Exercise details |
Report how many lines below contain the word "ragoniy", and give only that number.
## BEGIN
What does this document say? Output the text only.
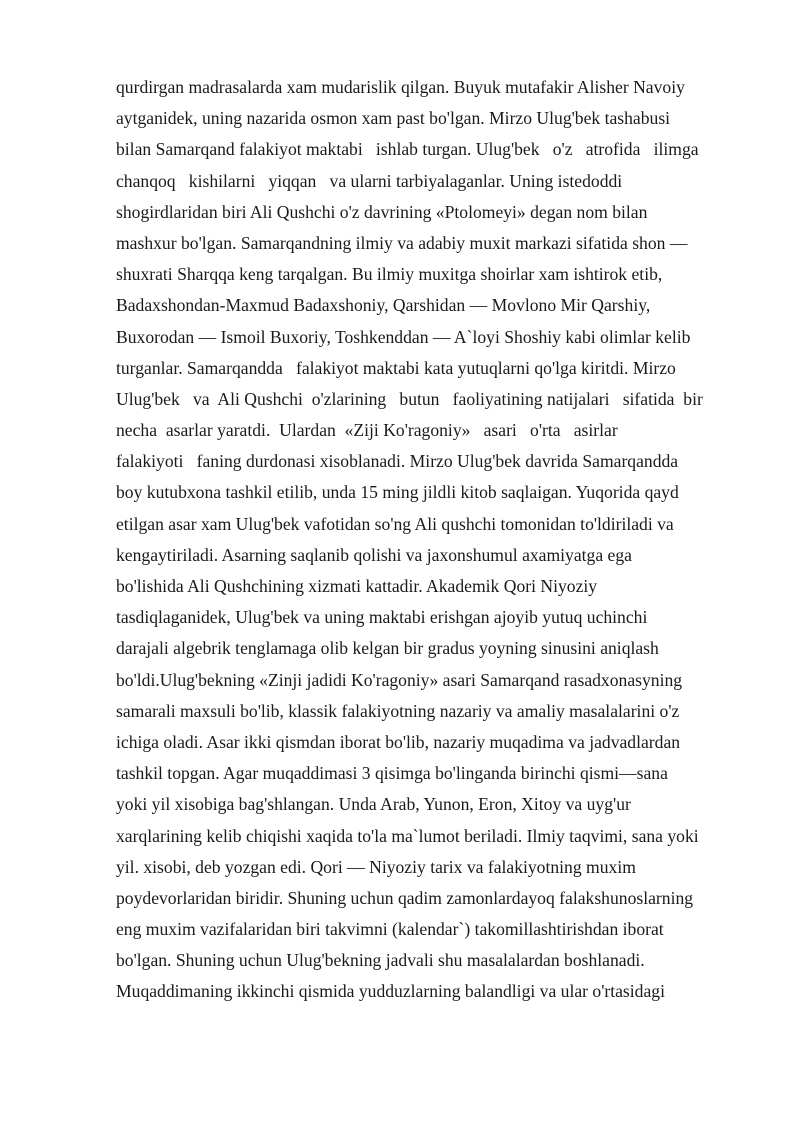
qurdirgan madrasalarda xam mudarislik qilgan. Buyuk mutafakir Alisher Navoiy
aytganidek, uning nazarida osmon xam past bo'lgan. Mirzo Ulug'bek tashabusi
bilan Samarqand falakiyot maktabi   ishlab turgan. Ulug'bek   o'z   atrofida   ilimga
chanqoq   kishilarni   yiqqan   va ularni tarbiyalaganlar. Uning istedoddi
shogirdlaridan biri Ali Qushchi o'z davrining «Ptolomeyi» degan nom bilan
mashxur bo'lgan. Samarqandning ilmiy va adabiy muxit markazi sifatida shon —
shuxrati Sharqqa keng tarqalgan. Bu ilmiy muxitga shoirlar xam ishtirok etib,
Badaxshondan-Maxmud Badaxshoniy, Qarshidan — Movlono Mir Qarshiy,
Buxorodan — Ismoil Buxoriy, Toshkenddan — A`loyi Shoshiy kabi olimlar kelib
turganlar. Samarqandda   falakiyot maktabi kata yutuqlarni qo'lga kiritdi. Mirzo
Ulug'bek   va  Ali Qushchi  o'zlarining   butun   faoliyatining natijalari   sifatida  bir
necha  asarlar yaratdi.  Ulardan  «Ziji Ko'ragoniy»   asari   o'rta   asirlar
falakiyoti   faning durdonasi xisoblanadi. Mirzo Ulug'bek davrida Samarqandda
boy kutubxona tashkil etilib, unda 15 ming jildli kitob saqlaigan. Yuqorida qayd
etilgan asar xam Ulug'bek vafotidan so'ng Ali qushchi tomonidan to'ldiriladi va
kengaytiriladi. Asarning saqlanib qolishi va jaxonshumul axamiyatga ega
bo'lishida Ali Qushchining xizmati kattadir. Akademik Qori Niyoziy
tasdiqlaganidek, Ulug'bek va uning maktabi erishgan ajoyib yutuq uchinchi
darajali algebrik tenglamaga olib kelgan bir gradus yoyning sinusini aniqlash
bo'ldi.Ulug'bekning «Zinji jadidi Ko'ragoniy» asari Samarqand rasadxonasyning
samarali maxsuli bo'lib, klassik falakiyotning nazariy va amaliy masalalarini o'z
ichiga oladi. Asar ikki qismdan iborat bo'lib, nazariy muqadima va jadvadlardan
tashkil topgan. Agar muqaddimasi 3 qisimga bo'linganda birinchi qismi—sana
yoki yil xisobiga bag'shlangan. Unda Arab, Yunon, Eron, Xitoy va uyg'ur
xarqlarining kelib chiqishi xaqida to'la ma`lumot beriladi. Ilmiy taqvimi, sana yoki
yil. xisobi, deb yozgan edi. Qori — Niyoziy tarix va falakiyotning muxim
poydevorlaridan biridir. Shuning uchun qadim zamonlardayoq falakshunoslarning
eng muxim vazifalaridan biri takvimni (kalendar`) takomillashtirishdan iborat
bo'lgan. Shuning uchun Ulug'bekning jadvali shu masalalardan boshlanadi.
Muqaddimaning ikkinchi qismida yudduzlarning balandligi va ular o'rtasidagi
## END
Complete answer |
2